*Your objective*. Wherever the string "Undurraga" appears in the records, return the line that holds it.

Extracted records:
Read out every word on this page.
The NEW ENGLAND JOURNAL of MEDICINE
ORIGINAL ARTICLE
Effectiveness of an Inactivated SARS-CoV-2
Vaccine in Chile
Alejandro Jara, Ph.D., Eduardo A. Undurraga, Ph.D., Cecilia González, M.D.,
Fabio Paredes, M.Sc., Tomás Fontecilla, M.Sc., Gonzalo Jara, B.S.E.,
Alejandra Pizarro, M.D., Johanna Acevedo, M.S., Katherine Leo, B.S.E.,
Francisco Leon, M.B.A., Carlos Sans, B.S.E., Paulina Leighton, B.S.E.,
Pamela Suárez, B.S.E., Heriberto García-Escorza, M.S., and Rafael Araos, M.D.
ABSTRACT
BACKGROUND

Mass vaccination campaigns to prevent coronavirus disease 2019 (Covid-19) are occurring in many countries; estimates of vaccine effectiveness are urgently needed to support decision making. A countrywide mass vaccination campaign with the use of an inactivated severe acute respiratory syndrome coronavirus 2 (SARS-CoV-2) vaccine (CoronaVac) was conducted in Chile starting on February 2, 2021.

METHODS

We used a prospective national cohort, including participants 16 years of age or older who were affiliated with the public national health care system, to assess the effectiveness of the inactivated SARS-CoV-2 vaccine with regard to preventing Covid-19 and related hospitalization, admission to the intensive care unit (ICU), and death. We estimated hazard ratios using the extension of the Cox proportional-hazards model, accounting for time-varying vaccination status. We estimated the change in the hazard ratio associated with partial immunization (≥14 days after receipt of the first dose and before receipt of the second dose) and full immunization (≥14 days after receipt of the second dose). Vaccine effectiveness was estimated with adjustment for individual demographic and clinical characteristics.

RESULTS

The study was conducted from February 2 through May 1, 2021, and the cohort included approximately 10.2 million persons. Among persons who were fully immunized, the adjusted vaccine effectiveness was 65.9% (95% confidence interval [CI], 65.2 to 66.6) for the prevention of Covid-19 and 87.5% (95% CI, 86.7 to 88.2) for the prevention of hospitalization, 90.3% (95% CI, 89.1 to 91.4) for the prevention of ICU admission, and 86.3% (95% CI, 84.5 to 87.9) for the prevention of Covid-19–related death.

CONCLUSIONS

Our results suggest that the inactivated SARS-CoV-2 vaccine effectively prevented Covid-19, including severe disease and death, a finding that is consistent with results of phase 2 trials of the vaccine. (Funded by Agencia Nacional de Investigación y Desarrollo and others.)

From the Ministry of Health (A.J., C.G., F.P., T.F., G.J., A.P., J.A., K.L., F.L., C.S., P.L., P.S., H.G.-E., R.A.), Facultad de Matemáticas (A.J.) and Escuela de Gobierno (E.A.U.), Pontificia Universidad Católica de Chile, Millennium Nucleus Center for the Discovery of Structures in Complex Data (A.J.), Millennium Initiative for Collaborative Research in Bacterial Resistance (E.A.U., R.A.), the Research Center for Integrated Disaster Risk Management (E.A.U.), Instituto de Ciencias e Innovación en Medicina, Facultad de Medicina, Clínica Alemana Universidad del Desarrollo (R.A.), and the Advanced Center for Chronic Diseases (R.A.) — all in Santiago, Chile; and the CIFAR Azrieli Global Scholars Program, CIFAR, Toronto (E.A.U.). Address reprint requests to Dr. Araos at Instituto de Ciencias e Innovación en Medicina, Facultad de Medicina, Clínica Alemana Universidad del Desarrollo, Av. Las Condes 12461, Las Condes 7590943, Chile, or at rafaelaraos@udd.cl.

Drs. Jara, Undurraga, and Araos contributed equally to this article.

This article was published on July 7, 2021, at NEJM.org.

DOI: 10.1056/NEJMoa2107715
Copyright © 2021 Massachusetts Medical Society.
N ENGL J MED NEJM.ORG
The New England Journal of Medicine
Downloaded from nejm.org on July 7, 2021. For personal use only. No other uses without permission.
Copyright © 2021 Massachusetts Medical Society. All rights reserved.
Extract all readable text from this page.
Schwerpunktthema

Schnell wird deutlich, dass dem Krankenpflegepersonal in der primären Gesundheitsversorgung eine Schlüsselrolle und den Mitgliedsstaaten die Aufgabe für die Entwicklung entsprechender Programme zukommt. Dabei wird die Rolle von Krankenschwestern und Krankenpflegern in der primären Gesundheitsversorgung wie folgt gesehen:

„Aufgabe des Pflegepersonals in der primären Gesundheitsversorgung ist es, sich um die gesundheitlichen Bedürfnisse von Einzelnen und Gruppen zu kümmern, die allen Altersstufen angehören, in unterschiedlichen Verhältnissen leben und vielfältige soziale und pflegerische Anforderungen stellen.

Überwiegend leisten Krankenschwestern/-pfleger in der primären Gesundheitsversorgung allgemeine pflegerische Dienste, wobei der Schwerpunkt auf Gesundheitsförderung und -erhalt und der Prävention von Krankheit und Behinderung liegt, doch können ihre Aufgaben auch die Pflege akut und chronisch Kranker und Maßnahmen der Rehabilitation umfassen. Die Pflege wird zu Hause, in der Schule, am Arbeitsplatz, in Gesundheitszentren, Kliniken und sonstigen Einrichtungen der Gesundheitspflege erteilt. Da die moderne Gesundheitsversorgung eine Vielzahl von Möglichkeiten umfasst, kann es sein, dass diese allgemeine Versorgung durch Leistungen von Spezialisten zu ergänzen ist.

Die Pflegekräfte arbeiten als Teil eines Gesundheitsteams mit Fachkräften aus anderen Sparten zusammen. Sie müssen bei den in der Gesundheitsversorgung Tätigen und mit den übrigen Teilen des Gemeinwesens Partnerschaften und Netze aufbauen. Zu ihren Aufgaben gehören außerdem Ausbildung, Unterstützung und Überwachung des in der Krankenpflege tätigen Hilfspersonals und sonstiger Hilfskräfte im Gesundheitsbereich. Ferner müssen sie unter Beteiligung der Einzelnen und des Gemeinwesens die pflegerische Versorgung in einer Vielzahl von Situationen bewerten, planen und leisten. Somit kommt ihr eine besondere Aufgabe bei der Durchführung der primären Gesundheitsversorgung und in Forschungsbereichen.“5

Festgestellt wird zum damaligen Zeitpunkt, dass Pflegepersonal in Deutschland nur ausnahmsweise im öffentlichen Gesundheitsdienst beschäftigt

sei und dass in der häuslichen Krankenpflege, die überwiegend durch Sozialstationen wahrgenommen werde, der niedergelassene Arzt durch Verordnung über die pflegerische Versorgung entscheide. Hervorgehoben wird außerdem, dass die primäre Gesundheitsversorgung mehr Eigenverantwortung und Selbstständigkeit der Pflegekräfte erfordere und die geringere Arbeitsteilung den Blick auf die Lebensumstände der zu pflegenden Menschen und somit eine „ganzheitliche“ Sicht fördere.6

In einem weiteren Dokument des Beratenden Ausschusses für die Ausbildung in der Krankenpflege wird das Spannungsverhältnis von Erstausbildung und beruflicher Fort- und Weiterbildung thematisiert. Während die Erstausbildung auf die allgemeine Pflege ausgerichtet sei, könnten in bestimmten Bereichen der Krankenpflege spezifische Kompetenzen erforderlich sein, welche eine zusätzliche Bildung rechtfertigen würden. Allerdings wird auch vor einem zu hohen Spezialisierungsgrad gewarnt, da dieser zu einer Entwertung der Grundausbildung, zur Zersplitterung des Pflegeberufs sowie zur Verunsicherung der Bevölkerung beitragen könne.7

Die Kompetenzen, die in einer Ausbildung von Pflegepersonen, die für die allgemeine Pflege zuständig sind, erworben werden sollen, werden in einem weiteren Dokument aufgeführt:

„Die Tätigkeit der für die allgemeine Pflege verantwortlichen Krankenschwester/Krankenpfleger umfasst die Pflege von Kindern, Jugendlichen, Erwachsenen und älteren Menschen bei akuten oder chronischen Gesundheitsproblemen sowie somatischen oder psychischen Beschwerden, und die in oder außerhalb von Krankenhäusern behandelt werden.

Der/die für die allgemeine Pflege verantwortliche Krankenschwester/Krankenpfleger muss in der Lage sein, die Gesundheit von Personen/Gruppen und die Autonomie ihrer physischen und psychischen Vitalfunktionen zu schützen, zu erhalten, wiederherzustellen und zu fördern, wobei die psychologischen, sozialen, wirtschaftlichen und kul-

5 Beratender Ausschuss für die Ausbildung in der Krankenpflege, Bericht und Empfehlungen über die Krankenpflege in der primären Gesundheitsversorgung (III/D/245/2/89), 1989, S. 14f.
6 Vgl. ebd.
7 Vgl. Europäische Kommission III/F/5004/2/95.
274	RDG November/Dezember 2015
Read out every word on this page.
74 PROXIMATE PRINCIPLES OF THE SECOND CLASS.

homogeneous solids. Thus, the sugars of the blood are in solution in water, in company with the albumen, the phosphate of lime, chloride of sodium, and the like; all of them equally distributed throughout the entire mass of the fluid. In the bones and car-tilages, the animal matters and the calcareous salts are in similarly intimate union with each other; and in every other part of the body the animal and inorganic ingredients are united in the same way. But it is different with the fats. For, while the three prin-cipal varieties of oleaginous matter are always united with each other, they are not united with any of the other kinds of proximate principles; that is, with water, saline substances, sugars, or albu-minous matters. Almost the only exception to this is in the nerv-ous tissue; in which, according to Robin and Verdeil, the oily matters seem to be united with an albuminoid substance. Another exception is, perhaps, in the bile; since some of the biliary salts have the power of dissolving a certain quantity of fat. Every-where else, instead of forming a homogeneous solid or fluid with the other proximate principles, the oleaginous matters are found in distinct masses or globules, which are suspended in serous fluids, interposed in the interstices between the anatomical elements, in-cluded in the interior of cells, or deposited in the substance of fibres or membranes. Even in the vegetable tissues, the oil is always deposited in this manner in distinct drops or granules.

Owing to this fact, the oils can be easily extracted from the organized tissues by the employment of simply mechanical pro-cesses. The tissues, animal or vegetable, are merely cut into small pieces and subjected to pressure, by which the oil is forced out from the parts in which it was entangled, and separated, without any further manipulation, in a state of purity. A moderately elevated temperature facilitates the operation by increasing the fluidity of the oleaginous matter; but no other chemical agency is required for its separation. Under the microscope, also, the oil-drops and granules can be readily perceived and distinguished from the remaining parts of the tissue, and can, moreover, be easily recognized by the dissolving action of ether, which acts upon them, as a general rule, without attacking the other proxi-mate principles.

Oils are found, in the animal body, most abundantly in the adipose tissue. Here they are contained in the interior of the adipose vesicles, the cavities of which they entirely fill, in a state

*Output for this task*.
Alejandro Jara, Ph.D., Eduardo A. Undurraga, Ph.D., Cecilia González, M.D.,
Drs. Jara, Undurraga, and Araos contributed equally to this article.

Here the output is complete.